▶ AIM
How many lines hold the string "Volksschule"? Reply with the number alone.

>> Begin DATASET ENTRIES

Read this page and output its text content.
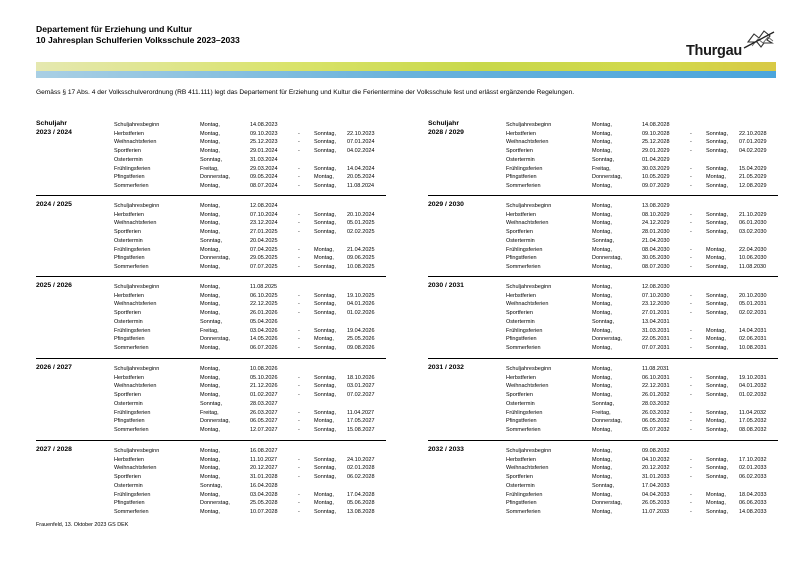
Departement für Erziehung und Kultur
10 Jahresplan Schulferien Volksschule 2023–2033
Thurgau
Gemäss § 17 Abs. 4 der Volksschulverordnung (RB 411.111) legt das Departement für Erziehung und Kultur die Ferientermine der Volksschule fest und erlässt ergänzende Regelungen.
Schuljahr
2023 / 2024
Schuljahresbeginn	Montag,	14.08.2023
Herbstferien	Montag,	09.10.2023	-	Sonntag, 22.10.2023
Weihnachtsferien	Montag,	25.12.2023	-	Sonntag, 07.01.2024
Sportferien	Montag,	29.01.2024	-	Sonntag, 04.02.2024
Ostertermin	Sonntag,	31.03.2024
Frühlingsferien	Freitag,	29.03.2024	-	Sonntag, 14.04.2024
Pfingstferien	Donnerstag,	09.05.2024	-	Montag, 20.05.2024
Sommerferien	Montag,	08.07.2024	-	Sonntag, 11.08.2024
2024 / 2025	Schuljahresbeginn	Montag,	12.08.2024
Herbstferien	Montag,	07.10.2024	-	Sonntag, 20.10.2024
Weihnachtsferien	Montag,	23.12.2024	-	Sonntag, 05.01.2025
Sportferien	Montag,	27.01.2025	-	Sonntag, 02.02.2025
Ostertermin	Sonntag,	20.04.2025
Frühlingsferien	Montag,	07.04.2025	-	Montag, 21.04.2025
Pfingstferien	Donnerstag,	29.05.2025	-	Montag, 09.06.2025
Sommerferien	Montag,	07.07.2025	-	Sonntag, 10.08.2025
2025 / 2026	Schuljahresbeginn	Montag,	11.08.2025
Herbstferien	Montag,	06.10.2025	-	Sonntag, 19.10.2025
Weihnachtsferien	Montag,	22.12.2025	-	Sonntag, 04.01.2026
Sportferien	Montag,	26.01.2026	-	Sonntag, 01.02.2026
Ostertermin	Sonntag,	05.04.2026
Frühlingsferien	Freitag,	03.04.2026	-	Sonntag, 19.04.2026
Pfingstferien	Donnerstag,	14.05.2026	-	Montag, 25.05.2026
Sommerferien	Montag,	06.07.2026	-	Sonntag, 09.08.2026
2026 / 2027	Schuljahresbeginn	Montag,	10.08.2026
Herbstferien	Montag,	05.10.2026	-	Sonntag, 18.10.2026
Weihnachtsferien	Montag,	21.12.2026	-	Sonntag, 03.01.2027
Sportferien	Montag,	01.02.2027	-	Sonntag, 07.02.2027
Ostertermin	Sonntag,	28.03.2027
Frühlingsferien	Freitag,	26.03.2027	-	Sonntag, 11.04.2027
Pfingstferien	Donnerstag,	06.05.2027	-	Montag, 17.05.2027
Sommerferien	Montag,	12.07.2027	-	Sonntag, 15.08.2027
2027 / 2028	Schuljahresbeginn	Montag,	16.08.2027
Herbstferien	Montag,	11.10.2027	-	Sonntag, 24.10.2027
Weihnachtsferien	Montag,	20.12.2027	-	Sonntag, 02.01.2028
Sportferien	Montag,	31.01.2028	-	Sonntag, 06.02.2028
Ostertermin	Sonntag,	16.04.2028
Frühlingsferien	Montag,	03.04.2028	-	Montag, 17.04.2028
Pfingstferien	Donnerstag,	25.05.2028	-	Montag, 05.06.2028
Sommerferien	Montag,	10.07.2028	-	Sonntag, 13.08.2028
Schuljahr
2028 / 2029
Schuljahresbeginn	Montag,	14.08.2028
Herbstferien	Montag,	09.10.2028	-	Sonntag, 22.10.2028
Weihnachtsferien	Montag,	25.12.2028	-	Sonntag, 07.01.2029
Sportferien	Montag,	29.01.2029	-	Sonntag, 04.02.2029
Ostertermin	Sonntag,	01.04.2029
Frühlingsferien	Freitag,	30.03.2029	-	Sonntag, 15.04.2029
Pfingstferien	Donnerstag,	10.05.2029	-	Montag, 21.05.2029
Sommerferien	Montag,	09.07.2029	-	Sonntag, 12.08.2029
2029 / 2030	Schuljahresbeginn	Montag,	13.08.2029
Herbstferien	Montag,	08.10.2029	-	Sonntag, 21.10.2029
Weihnachtsferien	Montag,	24.12.2029	-	Sonntag, 06.01.2030
Sportferien	Montag,	28.01.2030	-	Sonntag, 03.02.2030
Ostertermin	Sonntag,	21.04.2030
Frühlingsferien	Montag,	08.04.2030	-	Montag, 22.04.2030
Pfingstferien	Donnerstag,	30.05.2030	-	Montag, 10.06.2030
Sommerferien	Montag,	08.07.2030	-	Sonntag, 11.08.2030
2030 / 2031	Schuljahresbeginn	Montag,	12.08.2030
Herbstferien	Montag,	07.10.2030	-	Sonntag, 20.10.2030
Weihnachtsferien	Montag,	23.12.2030	-	Sonntag, 05.01.2031
Sportferien	Montag,	27.01.2031	-	Sonntag, 02.02.2031
Ostertermin	Sonntag,	13.04.2031
Frühlingsferien	Montag,	31.03.2031	-	Montag, 14.04.2031
Pfingstferien	Donnerstag,	22.05.2031	-	Montag, 02.06.2031
Sommerferien	Montag,	07.07.2031	-	Sonntag, 10.08.2031
2031 / 2032	Schuljahresbeginn	Montag,	11.08.2031
Herbstferien	Montag,	06.10.2031	-	Sonntag, 19.10.2031
Weihnachtsferien	Montag,	22.12.2031	-	Sonntag, 04.01.2032
Sportferien	Montag,	26.01.2032	-	Sonntag, 01.02.2032
Ostertermin	Sonntag,	28.03.2032
Frühlingsferien	Freitag,	26.03.2032	-	Sonntag, 11.04.2032
Pfingstferien	Donnerstag,	06.05.2032	-	Montag, 17.05.2032
Sommerferien	Montag,	05.07.2032	-	Sonntag, 08.08.2032
2032 / 2033	Schuljahresbeginn	Montag,	09.08.2032
Herbstferien	Montag,	04.10.2032	-	Sonntag, 17.10.2032
Weihnachtsferien	Montag,	20.12.2032	-	Sonntag, 02.01.2033
Sportferien	Montag,	31.01.2033	-	Sonntag, 06.02.2033
Ostertermin	Sonntag,	17.04.2033
Frühlingsferien	Montag,	04.04.2033	-	Montag, 18.04.2033
Pfingstferien	Donnerstag,	26.05.2033	-	Montag, 06.06.2033
Sommerferien	Montag,	11.07.2033	-	Sonntag, 14.08.2033
Frauenfeld, 13. Oktober 2023 GS DEK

>> End DATASET ENTRIES

▶ FULL OUTPUT
2